▶ **Prompt**
Restate the records that follow word for word; no pictures should appear.

▶ **Records**
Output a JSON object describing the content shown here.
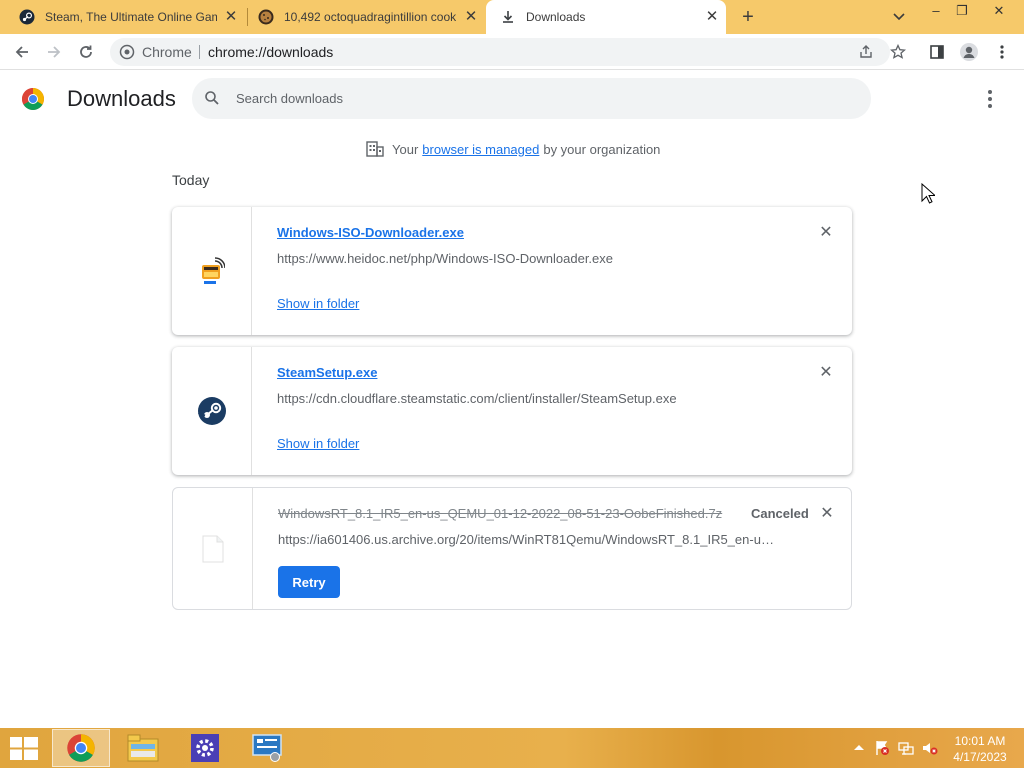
{
  "browser": {
    "tabs": [
      {
        "title": "Steam, The Ultimate Online Gam",
        "icon": "steam-icon"
      },
      {
        "title": "10,492 octoquadragintillion cook",
        "icon": "cookie-icon"
      },
      {
        "title": "Downloads",
        "icon": "download-icon"
      }
    ],
    "new_tab_label": "+",
    "omnibox": {
      "scheme_label": "Chrome",
      "url": "chrome://downloads"
    }
  },
  "downloads": {
    "title": "Downloads",
    "search_placeholder": "Search downloads",
    "managed": {
      "prefix": "Your",
      "link": "browser is managed",
      "suffix": "by your organization"
    },
    "date_header": "Today",
    "items": [
      {
        "filename": "Windows-ISO-Downloader.exe",
        "url": "https://www.heidoc.net/php/Windows-ISO-Downloader.exe",
        "action_label": "Show in folder",
        "icon": "heidoc-app-icon"
      },
      {
        "filename": "SteamSetup.exe",
        "url": "https://cdn.cloudflare.steamstatic.com/client/installer/SteamSetup.exe",
        "action_label": "Show in folder",
        "icon": "steam-icon"
      },
      {
        "filename": "WindowsRT_8.1_IR5_en-us_QEMU_01-12-2022_08-51-23-OobeFinished.7z",
        "url": "https://ia601406.us.archive.org/20/items/WinRT81Qemu/WindowsRT_8.1_IR5_en-us...",
        "status": "Canceled",
        "retry_label": "Retry",
        "icon": "file-icon"
      }
    ]
  },
  "taskbar": {
    "apps": [
      "chrome-icon",
      "file-explorer-icon",
      "settings-icon",
      "control-panel-icon"
    ],
    "clock": {
      "time": "10:01 AM",
      "date": "4/17/2023"
    }
  },
  "colors": {
    "tabstrip": "#f6c96a",
    "link": "#1a73e8",
    "taskbar": "#e0a53e"
  }
}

▶ **Response below**
Output a JSON object describing the content shown here.
{
  "browser": {
    "tabs": [
      {
        "title": "Steam, The Ultimate Online Gam",
        "icon": "steam-icon"
      },
      {
        "title": "10,492 octoquadragintillion cook",
        "icon": "cookie-icon"
      },
      {
        "title": "Downloads",
        "icon": "download-icon"
      }
    ],
    "new_tab_label": "+",
    "omnibox": {
      "scheme_label": "Chrome",
      "url": "chrome://downloads"
    }
  },
  "downloads": {
    "title": "Downloads",
    "search_placeholder": "Search downloads",
    "managed": {
      "prefix": "Your",
      "link": "browser is managed",
      "suffix": "by your organization"
    },
    "date_header": "Today",
    "items": [
      {
        "filename": "Windows-ISO-Downloader.exe",
        "url": "https://www.heidoc.net/php/Windows-ISO-Downloader.exe",
        "action_label": "Show in folder",
        "icon": "heidoc-app-icon"
      },
      {
        "filename": "SteamSetup.exe",
        "url": "https://cdn.cloudflare.steamstatic.com/client/installer/SteamSetup.exe",
        "action_label": "Show in folder",
        "icon": "steam-icon"
      },
      {
        "filename": "WindowsRT_8.1_IR5_en-us_QEMU_01-12-2022_08-51-23-OobeFinished.7z",
        "url": "https://ia601406.us.archive.org/20/items/WinRT81Qemu/WindowsRT_8.1_IR5_en-us...",
        "status": "Canceled",
        "retry_label": "Retry",
        "icon": "file-icon"
      }
    ]
  },
  "taskbar": {
    "apps": [
      "chrome-icon",
      "file-explorer-icon",
      "settings-icon",
      "control-panel-icon"
    ],
    "clock": {
      "time": "10:01 AM",
      "date": "4/17/2023"
    }
  },
  "colors": {
    "tabstrip": "#f6c96a",
    "link": "#1a73e8",
    "taskbar": "#e0a53e"
  }
}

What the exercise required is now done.